Task requirements> It is required that all of the data be written out exactly.

Extracted records>
— start —
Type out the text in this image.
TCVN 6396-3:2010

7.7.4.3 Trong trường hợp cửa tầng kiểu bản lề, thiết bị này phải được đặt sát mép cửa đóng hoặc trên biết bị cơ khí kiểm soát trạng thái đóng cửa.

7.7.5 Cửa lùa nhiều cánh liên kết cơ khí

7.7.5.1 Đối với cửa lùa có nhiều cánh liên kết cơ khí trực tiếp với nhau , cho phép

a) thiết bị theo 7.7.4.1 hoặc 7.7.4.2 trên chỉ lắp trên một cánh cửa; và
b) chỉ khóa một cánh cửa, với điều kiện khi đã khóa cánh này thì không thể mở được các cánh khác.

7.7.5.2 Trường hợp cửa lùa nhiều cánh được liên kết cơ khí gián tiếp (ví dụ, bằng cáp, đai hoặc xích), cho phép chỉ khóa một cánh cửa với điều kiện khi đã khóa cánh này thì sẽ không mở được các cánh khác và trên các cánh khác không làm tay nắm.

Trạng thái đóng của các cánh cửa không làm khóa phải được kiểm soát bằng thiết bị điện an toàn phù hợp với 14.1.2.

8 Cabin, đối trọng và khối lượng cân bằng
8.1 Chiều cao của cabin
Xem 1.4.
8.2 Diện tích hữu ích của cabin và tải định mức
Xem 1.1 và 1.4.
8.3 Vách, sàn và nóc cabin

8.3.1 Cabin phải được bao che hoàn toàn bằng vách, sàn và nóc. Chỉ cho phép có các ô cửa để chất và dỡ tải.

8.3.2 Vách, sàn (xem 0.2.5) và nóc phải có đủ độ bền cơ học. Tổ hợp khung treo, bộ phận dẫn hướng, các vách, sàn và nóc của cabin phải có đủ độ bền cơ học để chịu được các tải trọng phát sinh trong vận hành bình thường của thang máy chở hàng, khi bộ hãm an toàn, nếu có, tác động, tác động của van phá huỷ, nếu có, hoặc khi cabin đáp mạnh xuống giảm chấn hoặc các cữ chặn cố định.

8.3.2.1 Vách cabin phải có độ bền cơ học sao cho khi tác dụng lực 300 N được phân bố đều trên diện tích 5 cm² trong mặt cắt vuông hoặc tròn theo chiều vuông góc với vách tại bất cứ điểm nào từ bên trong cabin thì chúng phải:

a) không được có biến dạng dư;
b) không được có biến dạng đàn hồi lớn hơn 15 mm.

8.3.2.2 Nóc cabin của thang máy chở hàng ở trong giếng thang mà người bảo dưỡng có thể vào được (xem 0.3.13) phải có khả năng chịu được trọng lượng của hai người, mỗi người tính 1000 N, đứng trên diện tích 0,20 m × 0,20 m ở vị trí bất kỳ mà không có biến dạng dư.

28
— end —
Exercise result>
Type out the text in this image.
TCVN 6396-3:2010

7.7.4.3 Trong trường hợp cửa tầng kiểu bản lề, thiết bị này phải được đặt sát mép cửa đóng hoặc trên biết bị cơ khí kiểm soát trạng thái đóng cửa.

7.7.5 Cửa lùa nhiều cánh liên kết cơ khí

7.7.5.1 Đối với cửa lùa có nhiều cánh liên kết cơ khí trực tiếp với nhau , cho phép

a) thiết bị theo 7.7.4.1 hoặc 7.7.4.2 trên chỉ lắp trên một cánh cửa; và
b) chỉ khóa một cánh cửa, với điều kiện khi đã khóa cánh này thì không thể mở được các cánh khác.

7.7.5.2 Trường hợp cửa lùa nhiều cánh được liên kết cơ khí gián tiếp (ví dụ, bằng cáp, đai hoặc xích), cho phép chỉ khóa một cánh cửa với điều kiện khi đã khóa cánh này thì sẽ không mở được các cánh khác và trên các cánh khác không làm tay nắm.

Trạng thái đóng của các cánh cửa không làm khóa phải được kiểm soát bằng thiết bị điện an toàn phù hợp với 14.1.2.

8 Cabin, đối trọng và khối lượng cân bằng
8.1 Chiều cao của cabin
Xem 1.4.
8.2 Diện tích hữu ích của cabin và tải định mức
Xem 1.1 và 1.4.
8.3 Vách, sàn và nóc cabin

8.3.1 Cabin phải được bao che hoàn toàn bằng vách, sàn và nóc. Chỉ cho phép có các ô cửa để chất và dỡ tải.

8.3.2 Vách, sàn (xem 0.2.5) và nóc phải có đủ độ bền cơ học. Tổ hợp khung treo, bộ phận dẫn hướng, các vách, sàn và nóc của cabin phải có đủ độ bền cơ học để chịu được các tải trọng phát sinh trong vận hành bình thường của thang máy chở hàng, khi bộ hãm an toàn, nếu có, tác động, tác động của van phá huỷ, nếu có, hoặc khi cabin đáp mạnh xuống giảm chấn hoặc các cữ chặn cố định.

8.3.2.1 Vách cabin phải có độ bền cơ học sao cho khi tác dụng lực 300 N được phân bố đều trên diện tích 5 cm² trong mặt cắt vuông hoặc tròn theo chiều vuông góc với vách tại bất cứ điểm nào từ bên trong cabin thì chúng phải:

a) không được có biến dạng dư;
b) không được có biến dạng đàn hồi lớn hơn 15 mm.

8.3.2.2 Nóc cabin của thang máy chở hàng ở trong giếng thang mà người bảo dưỡng có thể vào được (xem 0.3.13) phải có khả năng chịu được trọng lượng của hai người, mỗi người tính 1000 N, đứng trên diện tích 0,20 m × 0,20 m ở vị trí bất kỳ mà không có biến dạng dư.

28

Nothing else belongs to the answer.